WRITTEN INSTRUCTION
How many lines of the entries below include the word "detached"? Answer with the number alone.

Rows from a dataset
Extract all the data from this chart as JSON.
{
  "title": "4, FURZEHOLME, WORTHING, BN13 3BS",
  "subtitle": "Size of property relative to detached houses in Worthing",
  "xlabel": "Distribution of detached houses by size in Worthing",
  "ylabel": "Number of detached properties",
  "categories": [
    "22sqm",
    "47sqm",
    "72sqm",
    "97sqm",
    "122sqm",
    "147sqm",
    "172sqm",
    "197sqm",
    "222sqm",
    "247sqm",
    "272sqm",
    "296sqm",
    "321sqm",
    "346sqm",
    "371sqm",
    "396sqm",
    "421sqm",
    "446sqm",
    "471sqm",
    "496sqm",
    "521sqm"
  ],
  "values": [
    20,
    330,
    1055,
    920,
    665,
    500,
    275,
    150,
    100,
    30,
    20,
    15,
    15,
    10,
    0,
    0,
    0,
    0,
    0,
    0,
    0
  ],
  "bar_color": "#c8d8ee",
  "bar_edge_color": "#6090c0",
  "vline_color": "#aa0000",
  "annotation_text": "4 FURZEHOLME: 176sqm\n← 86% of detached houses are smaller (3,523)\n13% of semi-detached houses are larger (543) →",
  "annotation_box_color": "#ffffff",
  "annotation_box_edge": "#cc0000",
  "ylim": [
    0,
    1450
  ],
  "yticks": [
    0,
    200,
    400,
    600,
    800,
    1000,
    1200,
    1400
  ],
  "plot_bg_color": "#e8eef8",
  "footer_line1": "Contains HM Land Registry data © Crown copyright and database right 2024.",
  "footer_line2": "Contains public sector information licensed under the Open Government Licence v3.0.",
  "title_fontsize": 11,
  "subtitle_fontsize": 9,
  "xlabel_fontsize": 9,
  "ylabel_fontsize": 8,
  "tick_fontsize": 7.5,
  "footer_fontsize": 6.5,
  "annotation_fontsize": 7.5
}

SOLUTION TO THE EXERCISE
4